Given request: Using the entries below, quote exactly the span of lines that begins with the line containing "Read out every word on this page." and ends with the final line.

Collected data entries:
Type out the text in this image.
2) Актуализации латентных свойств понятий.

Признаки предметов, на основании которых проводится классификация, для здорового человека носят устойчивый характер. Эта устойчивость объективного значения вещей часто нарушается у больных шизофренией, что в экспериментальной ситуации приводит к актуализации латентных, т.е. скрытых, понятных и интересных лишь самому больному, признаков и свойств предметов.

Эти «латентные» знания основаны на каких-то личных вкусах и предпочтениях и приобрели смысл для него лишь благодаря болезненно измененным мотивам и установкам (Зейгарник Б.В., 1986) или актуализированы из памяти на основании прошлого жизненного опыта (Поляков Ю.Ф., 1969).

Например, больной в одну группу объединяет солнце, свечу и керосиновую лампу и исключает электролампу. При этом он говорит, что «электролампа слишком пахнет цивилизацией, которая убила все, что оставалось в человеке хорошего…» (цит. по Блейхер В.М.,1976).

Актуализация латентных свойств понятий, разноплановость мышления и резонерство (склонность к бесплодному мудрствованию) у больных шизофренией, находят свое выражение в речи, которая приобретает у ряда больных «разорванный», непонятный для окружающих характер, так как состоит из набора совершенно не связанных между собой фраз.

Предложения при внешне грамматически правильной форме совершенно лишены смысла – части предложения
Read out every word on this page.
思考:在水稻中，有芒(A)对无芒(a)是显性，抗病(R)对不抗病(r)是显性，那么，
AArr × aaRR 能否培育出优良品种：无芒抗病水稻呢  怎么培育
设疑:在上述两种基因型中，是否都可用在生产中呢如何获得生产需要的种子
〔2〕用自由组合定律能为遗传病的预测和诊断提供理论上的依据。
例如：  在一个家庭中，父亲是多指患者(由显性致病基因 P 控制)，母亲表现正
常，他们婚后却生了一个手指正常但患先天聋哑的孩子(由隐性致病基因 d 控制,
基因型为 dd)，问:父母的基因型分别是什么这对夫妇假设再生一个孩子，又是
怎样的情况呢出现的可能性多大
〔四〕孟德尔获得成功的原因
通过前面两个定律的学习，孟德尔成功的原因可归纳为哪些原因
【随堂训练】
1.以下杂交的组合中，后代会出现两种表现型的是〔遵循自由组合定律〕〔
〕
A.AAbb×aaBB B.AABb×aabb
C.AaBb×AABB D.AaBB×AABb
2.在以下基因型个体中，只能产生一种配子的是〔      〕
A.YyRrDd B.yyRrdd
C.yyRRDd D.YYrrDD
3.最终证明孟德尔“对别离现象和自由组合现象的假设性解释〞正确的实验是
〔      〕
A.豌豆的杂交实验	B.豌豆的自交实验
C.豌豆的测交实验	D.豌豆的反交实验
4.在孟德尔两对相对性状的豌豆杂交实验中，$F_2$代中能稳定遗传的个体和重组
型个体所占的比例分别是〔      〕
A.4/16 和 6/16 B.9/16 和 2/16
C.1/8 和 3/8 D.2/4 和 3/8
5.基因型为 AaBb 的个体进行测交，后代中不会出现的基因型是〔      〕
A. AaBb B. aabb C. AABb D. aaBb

Solved problem:
Read out every word on this page.
思考:在水稻中，有芒(A)对无芒(a)是显性，抗病(R)对不抗病(r)是显性，那么，
AArr × aaRR 能否培育出优良品种：无芒抗病水稻呢  怎么培育
设疑:在上述两种基因型中，是否都可用在生产中呢如何获得生产需要的种子
〔2〕用自由组合定律能为遗传病的预测和诊断提供理论上的依据。
例如：  在一个家庭中，父亲是多指患者(由显性致病基因 P 控制)，母亲表现正
常，他们婚后却生了一个手指正常但患先天聋哑的孩子(由隐性致病基因 d 控制,
基因型为 dd)，问:父母的基因型分别是什么这对夫妇假设再生一个孩子，又是
怎样的情况呢出现的可能性多大
〔四〕孟德尔获得成功的原因
通过前面两个定律的学习，孟德尔成功的原因可归纳为哪些原因
【随堂训练】
1.以下杂交的组合中，后代会出现两种表现型的是〔遵循自由组合定律〕〔
〕
A.AAbb×aaBB B.AABb×aabb
C.AaBb×AABB D.AaBB×AABb
2.在以下基因型个体中，只能产生一种配子的是〔      〕
A.YyRrDd B.yyRrdd
C.yyRRDd D.YYrrDD
3.最终证明孟德尔“对别离现象和自由组合现象的假设性解释〞正确的实验是
〔      〕
A.豌豆的杂交实验	B.豌豆的自交实验
C.豌豆的测交实验	D.豌豆的反交实验
4.在孟德尔两对相对性状的豌豆杂交实验中，$F_2$代中能稳定遗传的个体和重组
型个体所占的比例分别是〔      〕
A.4/16 和 6/16 B.9/16 和 2/16
C.1/8 和 3/8 D.2/4 和 3/8
5.基因型为 AaBb 的个体进行测交，后代中不会出现的基因型是〔      〕
A. AaBb B. aabb C. AABb D. aaBb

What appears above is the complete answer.